** START OF GIVEN INFORMATION **

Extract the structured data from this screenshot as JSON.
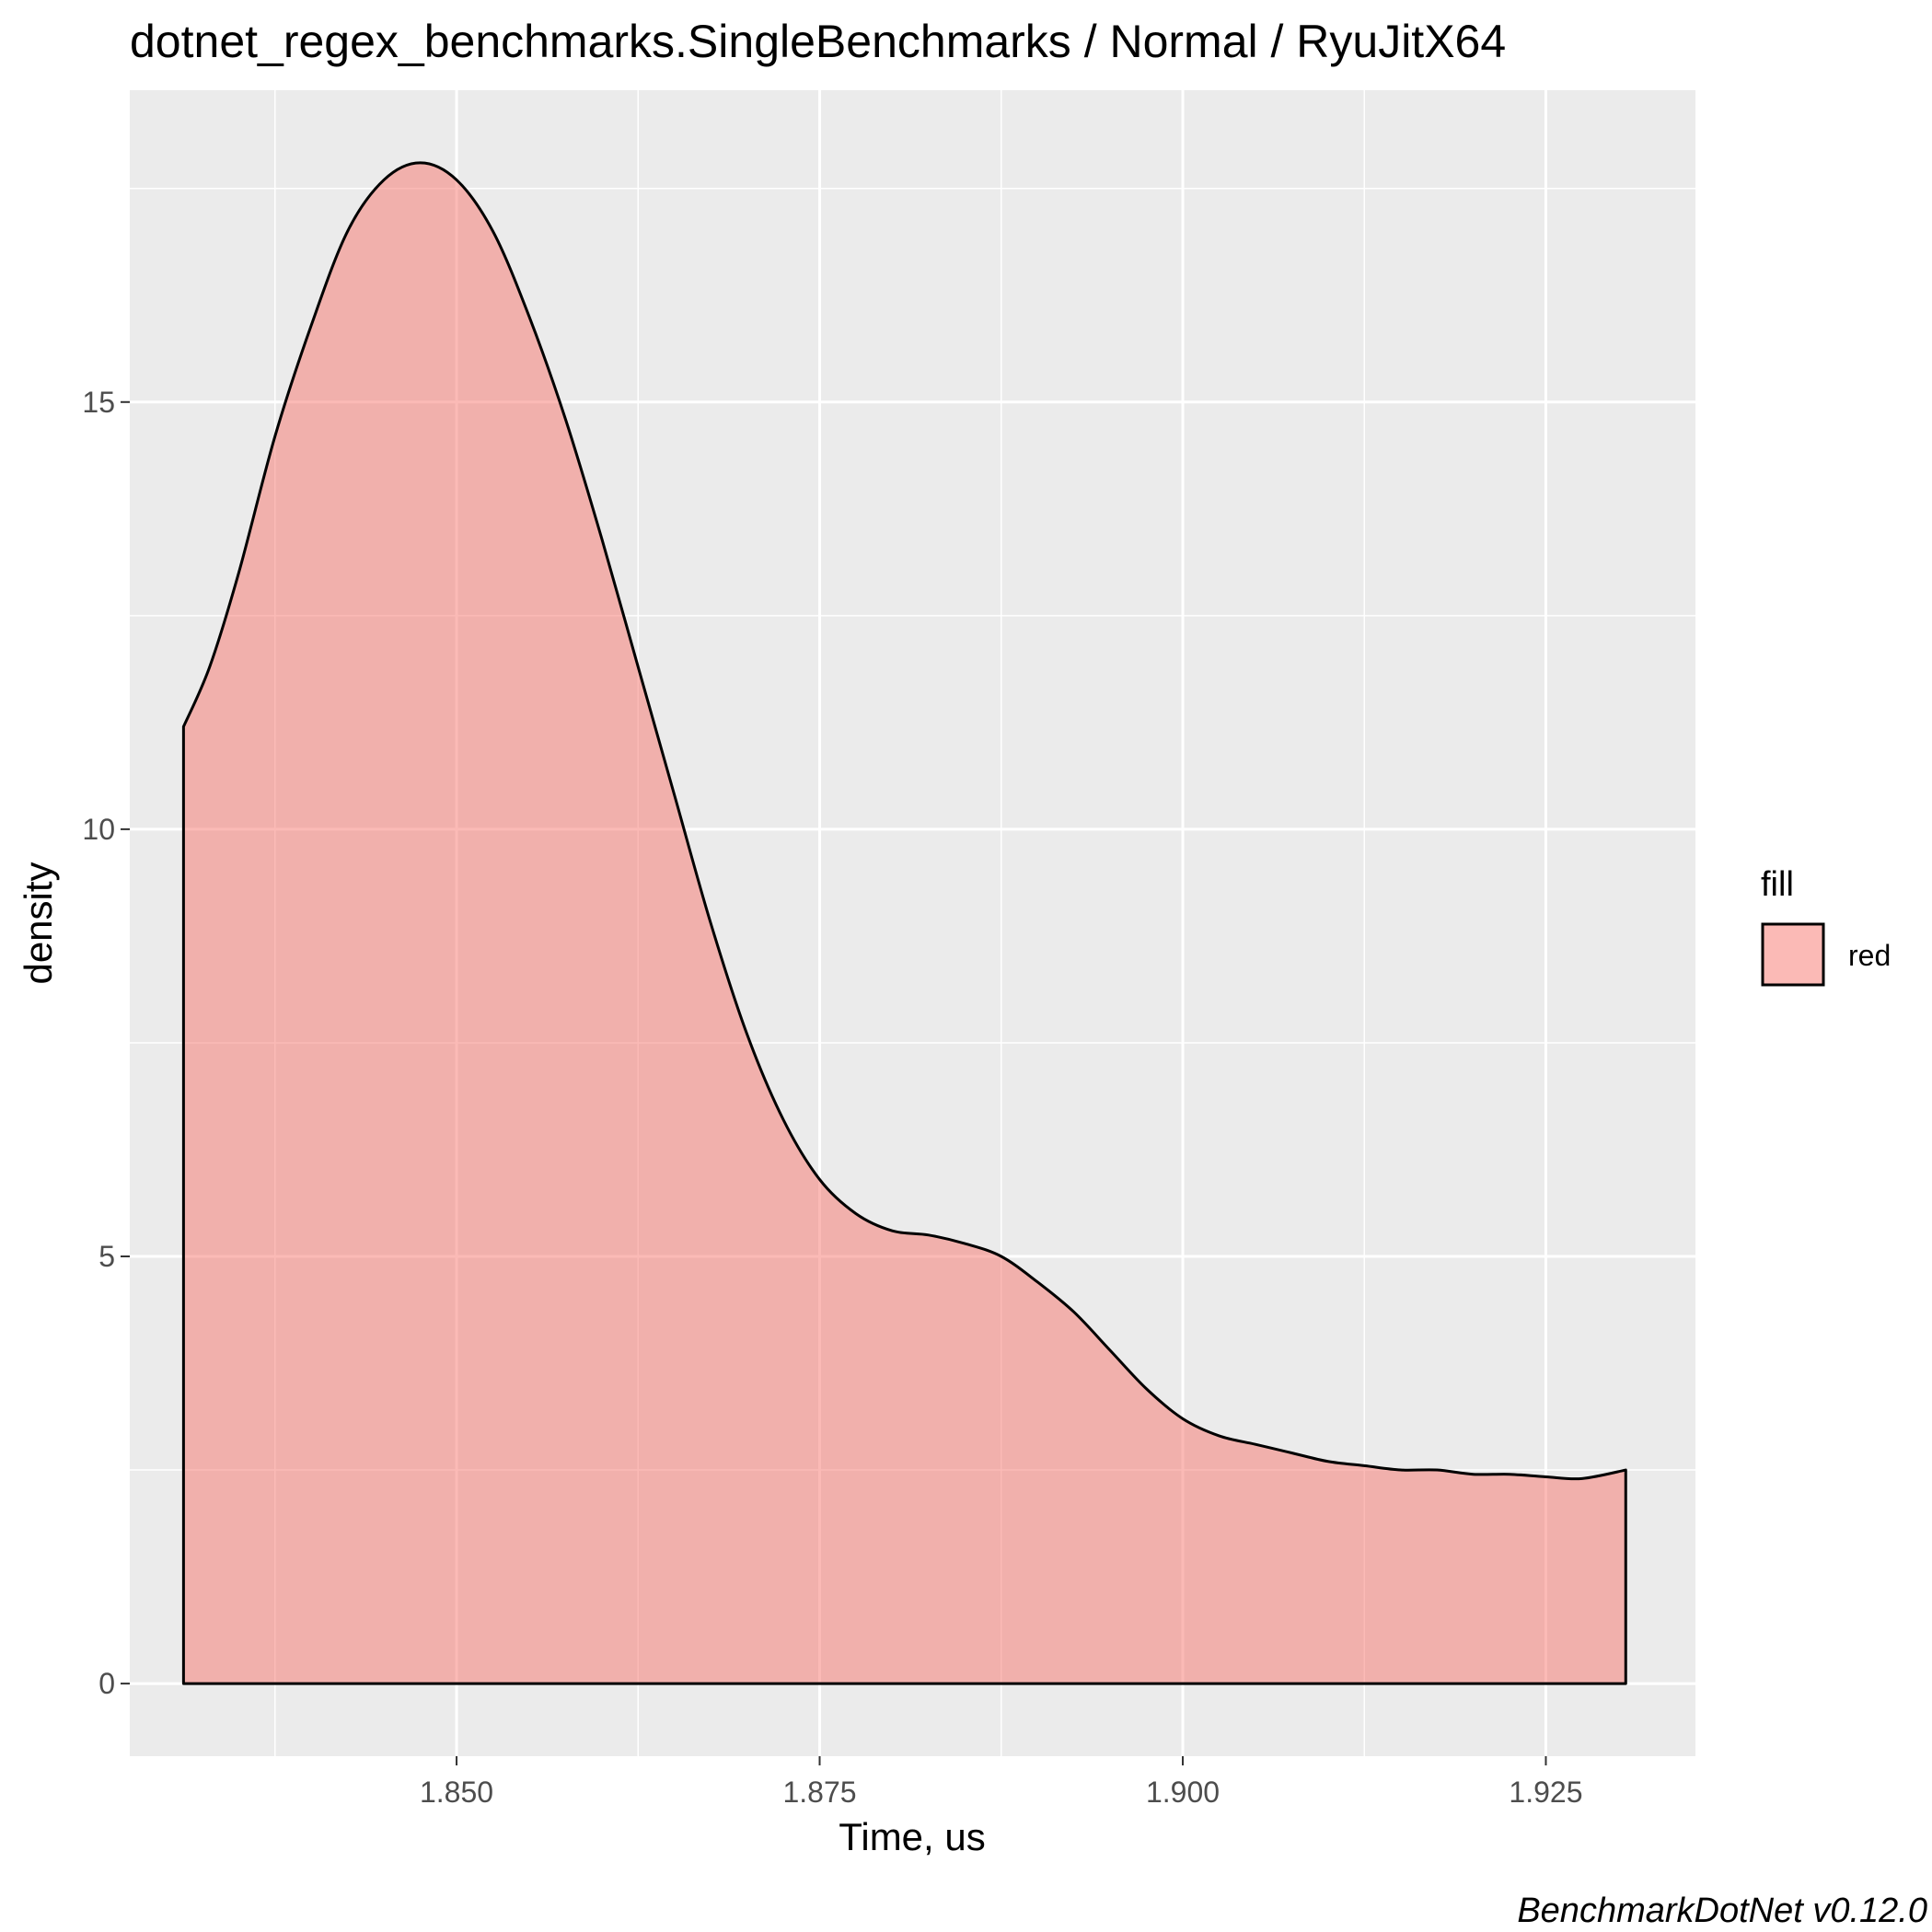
{
  "chart_data": {
    "type": "area",
    "title": "dotnet_regex_benchmarks.SingleBenchmarks / Normal / RyuJitX64",
    "xlabel": "Time, us",
    "ylabel": "density",
    "caption": "BenchmarkDotNet v0.12.0",
    "xlim": [
      1.8275,
      1.9353
    ],
    "ylim": [
      -0.85,
      18.65
    ],
    "x_ticks": [
      {
        "value": 1.85,
        "label": "1.850"
      },
      {
        "value": 1.875,
        "label": "1.875"
      },
      {
        "value": 1.9,
        "label": "1.900"
      },
      {
        "value": 1.925,
        "label": "1.925"
      }
    ],
    "y_ticks": [
      {
        "value": 0,
        "label": "0"
      },
      {
        "value": 5,
        "label": "5"
      },
      {
        "value": 10,
        "label": "10"
      },
      {
        "value": 15,
        "label": "15"
      }
    ],
    "grid": true,
    "legend": {
      "title": "fill",
      "position": "right",
      "entries": [
        {
          "label": "red",
          "color": "#f8766d"
        }
      ]
    },
    "series": [
      {
        "name": "red",
        "fill": "#f8766d",
        "fill_opacity": 0.5,
        "stroke": "#000000",
        "x": [
          1.8312,
          1.833,
          1.835,
          1.8375,
          1.84,
          1.8425,
          1.845,
          1.8475,
          1.85,
          1.8525,
          1.855,
          1.8575,
          1.86,
          1.8625,
          1.865,
          1.8675,
          1.87,
          1.8725,
          1.875,
          1.8775,
          1.88,
          1.8825,
          1.885,
          1.8875,
          1.89,
          1.8925,
          1.895,
          1.8975,
          1.9,
          1.9025,
          1.905,
          1.9075,
          1.91,
          1.9125,
          1.915,
          1.9175,
          1.92,
          1.9225,
          1.925,
          1.9275,
          1.9305
        ],
        "y": [
          11.2,
          11.9,
          13.0,
          14.6,
          15.9,
          17.0,
          17.6,
          17.8,
          17.6,
          17.0,
          16.0,
          14.8,
          13.4,
          11.9,
          10.4,
          8.9,
          7.6,
          6.6,
          5.9,
          5.5,
          5.3,
          5.25,
          5.15,
          5.0,
          4.7,
          4.35,
          3.9,
          3.45,
          3.1,
          2.9,
          2.8,
          2.7,
          2.6,
          2.55,
          2.5,
          2.5,
          2.45,
          2.45,
          2.42,
          2.4,
          2.5
        ]
      }
    ]
  }
}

** END OF GIVEN INFORMATION **

> _STATED EXERCISE_:
Each line above that includes "title" should be shown.

> _WRITTEN REPLY_:
    "title": "dotnet_regex_benchmarks.SingleBenchmarks / Normal / RyuJitX64",
      "title": "fill",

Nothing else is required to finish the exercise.